Building APIs with Python using the FastAPI and Microsoft Azure Cognitive Services

This project is a simple demonstration of how to deploy a FastAPI model on Microsoft Azure, complete with CI/CD functionality. This repo also contains 2 mini applications. One of them runs FastAPI locally with PyTesseract to perform Optical Character Recognition, and the other uses the Azure CognitiveServices Python SDK to perform Text Analytics, using key and endpoint acquired from the Azure Cognitive Services Resource.


Deploying REST API on Microsoft Azure

After pushing the code to GitHub, the following steps are followed to get the model deployed on Azure


Create an App Service Resource and connect to GitHub for Continuous Integration/ Continuous Deployment

A WSGI server is needed to deploy a FastAPI project on Azure App Service. I used gunicorn in this project. The startup script can thus have the gunicorn command to spin up the FastAPI app with the help of Gunicorn's worker class uvicorn.workers.UvicornWorker. The startup command is given as:

gunicorn -w 2 -k uvicorn.workers.UvicornWorker main:app

Check the GitHub Actions and Test the App Service

A workflow file, /.github/workflows/main_text_analytics-fastapi.yml, is added automatically by Azure, and used to configure the CI/CD with GitHub for Authentication, Build and Deployment jobs required for this model pipeline. Once the deployment is successful, the API is ready to be used from the url


Create An Application Insights Resource on Azure and Implement logging in the API source code

This resource helps us log data from the API. An additional python package, opencensus-ext-azure is required to implement logging in the API. Once the code is commited and pushed to GitHub, the API is automatically redeployed, and if successful, then the logs can be viewed on Azure.

◇ ◇ ◇ ◇ ◇

Problem to solve:
Quote the FastAPI deployment text word for word, everything from "This resource helps" down to "viewed on Azure.".

Input data:
◇ ◇ ◇ ◇ ◇

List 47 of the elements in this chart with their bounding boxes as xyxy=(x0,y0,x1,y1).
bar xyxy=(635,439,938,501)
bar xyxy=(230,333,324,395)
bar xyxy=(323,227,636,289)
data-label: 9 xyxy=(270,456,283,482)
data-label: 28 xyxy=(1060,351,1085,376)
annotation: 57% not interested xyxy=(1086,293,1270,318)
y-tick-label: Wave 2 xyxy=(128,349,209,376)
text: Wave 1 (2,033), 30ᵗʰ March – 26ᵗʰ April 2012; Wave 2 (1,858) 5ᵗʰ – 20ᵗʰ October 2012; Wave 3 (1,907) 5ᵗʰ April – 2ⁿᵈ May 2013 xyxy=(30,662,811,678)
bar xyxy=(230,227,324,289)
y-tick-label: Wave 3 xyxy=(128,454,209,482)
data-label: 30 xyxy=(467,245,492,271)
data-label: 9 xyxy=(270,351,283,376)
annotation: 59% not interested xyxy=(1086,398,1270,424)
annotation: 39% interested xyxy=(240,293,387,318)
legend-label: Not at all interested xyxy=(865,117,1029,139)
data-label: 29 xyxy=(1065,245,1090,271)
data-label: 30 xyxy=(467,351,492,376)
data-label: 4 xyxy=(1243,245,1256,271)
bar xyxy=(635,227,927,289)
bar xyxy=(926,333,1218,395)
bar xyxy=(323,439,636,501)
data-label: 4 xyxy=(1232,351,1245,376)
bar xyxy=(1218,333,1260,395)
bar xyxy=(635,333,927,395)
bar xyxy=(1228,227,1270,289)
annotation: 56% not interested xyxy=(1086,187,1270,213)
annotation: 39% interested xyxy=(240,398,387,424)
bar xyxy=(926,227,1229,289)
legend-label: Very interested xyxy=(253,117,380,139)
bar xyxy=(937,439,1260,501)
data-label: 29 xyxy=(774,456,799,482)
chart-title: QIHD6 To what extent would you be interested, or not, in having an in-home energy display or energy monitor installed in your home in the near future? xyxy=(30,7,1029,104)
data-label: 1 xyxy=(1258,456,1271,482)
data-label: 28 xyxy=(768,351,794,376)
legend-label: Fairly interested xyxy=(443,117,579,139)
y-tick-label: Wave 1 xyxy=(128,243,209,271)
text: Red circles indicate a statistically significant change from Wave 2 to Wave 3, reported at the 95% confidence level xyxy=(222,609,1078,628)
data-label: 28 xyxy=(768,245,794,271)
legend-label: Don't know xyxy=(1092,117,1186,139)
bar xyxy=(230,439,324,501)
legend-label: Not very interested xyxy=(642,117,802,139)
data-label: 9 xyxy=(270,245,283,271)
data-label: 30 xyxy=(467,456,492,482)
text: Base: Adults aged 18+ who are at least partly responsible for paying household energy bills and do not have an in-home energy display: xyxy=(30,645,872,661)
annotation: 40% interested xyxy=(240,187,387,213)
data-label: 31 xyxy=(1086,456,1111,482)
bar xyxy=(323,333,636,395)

◇ ◇ ◇ ◇ ◇

Output:
This resource helps us log data from the API. An additional python package, opencensus-ext-azure is required to implement logging in the API. Once the code is commited and pushed to GitHub, the API is automatically redeployed, and if successful, then the logs can be viewed on Azure.